• [Work required]
Restate, word for word, every line of the data.

• [Data shown]
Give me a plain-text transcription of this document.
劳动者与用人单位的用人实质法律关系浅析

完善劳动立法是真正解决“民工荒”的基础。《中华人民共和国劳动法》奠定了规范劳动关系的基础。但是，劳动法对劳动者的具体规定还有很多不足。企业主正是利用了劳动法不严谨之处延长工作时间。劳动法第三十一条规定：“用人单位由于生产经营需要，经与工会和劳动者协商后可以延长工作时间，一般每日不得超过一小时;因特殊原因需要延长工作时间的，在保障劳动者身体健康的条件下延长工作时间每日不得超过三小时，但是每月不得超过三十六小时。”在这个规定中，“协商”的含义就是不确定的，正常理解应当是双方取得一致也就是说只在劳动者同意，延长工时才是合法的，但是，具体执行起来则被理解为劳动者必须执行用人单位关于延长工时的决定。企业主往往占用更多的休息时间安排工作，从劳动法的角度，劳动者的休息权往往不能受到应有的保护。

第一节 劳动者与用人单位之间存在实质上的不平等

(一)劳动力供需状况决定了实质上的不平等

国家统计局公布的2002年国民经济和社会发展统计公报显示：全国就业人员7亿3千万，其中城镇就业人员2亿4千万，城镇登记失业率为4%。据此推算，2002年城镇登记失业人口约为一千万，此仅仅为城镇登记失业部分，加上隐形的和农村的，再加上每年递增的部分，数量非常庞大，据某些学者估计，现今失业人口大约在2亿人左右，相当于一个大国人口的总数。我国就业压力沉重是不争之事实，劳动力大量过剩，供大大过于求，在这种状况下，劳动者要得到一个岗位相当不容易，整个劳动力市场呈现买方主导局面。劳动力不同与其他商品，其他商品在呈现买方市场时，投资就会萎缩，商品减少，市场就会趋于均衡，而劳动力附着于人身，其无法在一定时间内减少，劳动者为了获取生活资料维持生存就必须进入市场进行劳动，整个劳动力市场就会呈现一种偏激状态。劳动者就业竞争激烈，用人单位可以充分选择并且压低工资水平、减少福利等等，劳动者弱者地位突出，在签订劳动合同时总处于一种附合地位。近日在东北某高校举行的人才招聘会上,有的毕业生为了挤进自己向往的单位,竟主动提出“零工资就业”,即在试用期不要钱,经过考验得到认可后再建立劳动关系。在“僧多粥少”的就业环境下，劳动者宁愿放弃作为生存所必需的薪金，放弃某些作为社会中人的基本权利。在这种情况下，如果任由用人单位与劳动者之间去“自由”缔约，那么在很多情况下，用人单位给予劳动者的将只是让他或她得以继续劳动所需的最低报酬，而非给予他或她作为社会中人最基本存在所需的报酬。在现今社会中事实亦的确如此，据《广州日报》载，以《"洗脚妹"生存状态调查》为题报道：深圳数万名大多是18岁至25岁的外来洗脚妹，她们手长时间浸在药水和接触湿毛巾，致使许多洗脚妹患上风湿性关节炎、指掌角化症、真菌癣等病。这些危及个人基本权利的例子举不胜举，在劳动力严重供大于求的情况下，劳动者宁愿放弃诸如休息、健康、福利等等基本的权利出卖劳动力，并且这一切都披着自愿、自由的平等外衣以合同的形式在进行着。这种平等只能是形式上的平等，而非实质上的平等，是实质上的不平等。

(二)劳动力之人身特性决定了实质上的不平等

• [Answer for the task]
Give me a plain-text transcription of this document.
劳动者与用人单位的用人实质法律关系浅析

完善劳动立法是真正解决“民工荒”的基础。《中华人民共和国劳动法》奠定了规范劳动关系的基础。但是，劳动法对劳动者的具体规定还有很多不足。企业主正是利用了劳动法不严谨之处延长工作时间。劳动法第三十一条规定：“用人单位由于生产经营需要，经与工会和劳动者协商后可以延长工作时间，一般每日不得超过一小时;因特殊原因需要延长工作时间的，在保障劳动者身体健康的条件下延长工作时间每日不得超过三小时，但是每月不得超过三十六小时。”在这个规定中，“协商”的含义就是不确定的，正常理解应当是双方取得一致也就是说只在劳动者同意，延长工时才是合法的，但是，具体执行起来则被理解为劳动者必须执行用人单位关于延长工时的决定。企业主往往占用更多的休息时间安排工作，从劳动法的角度，劳动者的休息权往往不能受到应有的保护。

第一节 劳动者与用人单位之间存在实质上的不平等

(一)劳动力供需状况决定了实质上的不平等

国家统计局公布的2002年国民经济和社会发展统计公报显示：全国就业人员7亿3千万，其中城镇就业人员2亿4千万，城镇登记失业率为4%。据此推算，2002年城镇登记失业人口约为一千万，此仅仅为城镇登记失业部分，加上隐形的和农村的，再加上每年递增的部分，数量非常庞大，据某些学者估计，现今失业人口大约在2亿人左右，相当于一个大国人口的总数。我国就业压力沉重是不争之事实，劳动力大量过剩，供大大过于求，在这种状况下，劳动者要得到一个岗位相当不容易，整个劳动力市场呈现买方主导局面。劳动力不同与其他商品，其他商品在呈现买方市场时，投资就会萎缩，商品减少，市场就会趋于均衡，而劳动力附着于人身，其无法在一定时间内减少，劳动者为了获取生活资料维持生存就必须进入市场进行劳动，整个劳动力市场就会呈现一种偏激状态。劳动者就业竞争激烈，用人单位可以充分选择并且压低工资水平、减少福利等等，劳动者弱者地位突出，在签订劳动合同时总处于一种附合地位。近日在东北某高校举行的人才招聘会上,有的毕业生为了挤进自己向往的单位,竟主动提出“零工资就业”,即在试用期不要钱,经过考验得到认可后再建立劳动关系。在“僧多粥少”的就业环境下，劳动者宁愿放弃作为生存所必需的薪金，放弃某些作为社会中人的基本权利。在这种情况下，如果任由用人单位与劳动者之间去“自由”缔约，那么在很多情况下，用人单位给予劳动者的将只是让他或她得以继续劳动所需的最低报酬，而非给予他或她作为社会中人最基本存在所需的报酬。在现今社会中事实亦的确如此，据《广州日报》载，以《"洗脚妹"生存状态调查》为题报道：深圳数万名大多是18岁至25岁的外来洗脚妹，她们手长时间浸在药水和接触湿毛巾，致使许多洗脚妹患上风湿性关节炎、指掌角化症、真菌癣等病。这些危及个人基本权利的例子举不胜举，在劳动力严重供大于求的情况下，劳动者宁愿放弃诸如休息、健康、福利等等基本的权利出卖劳动力，并且这一切都披着自愿、自由的平等外衣以合同的形式在进行着。这种平等只能是形式上的平等，而非实质上的平等，是实质上的不平等。

(二)劳动力之人身特性决定了实质上的不平等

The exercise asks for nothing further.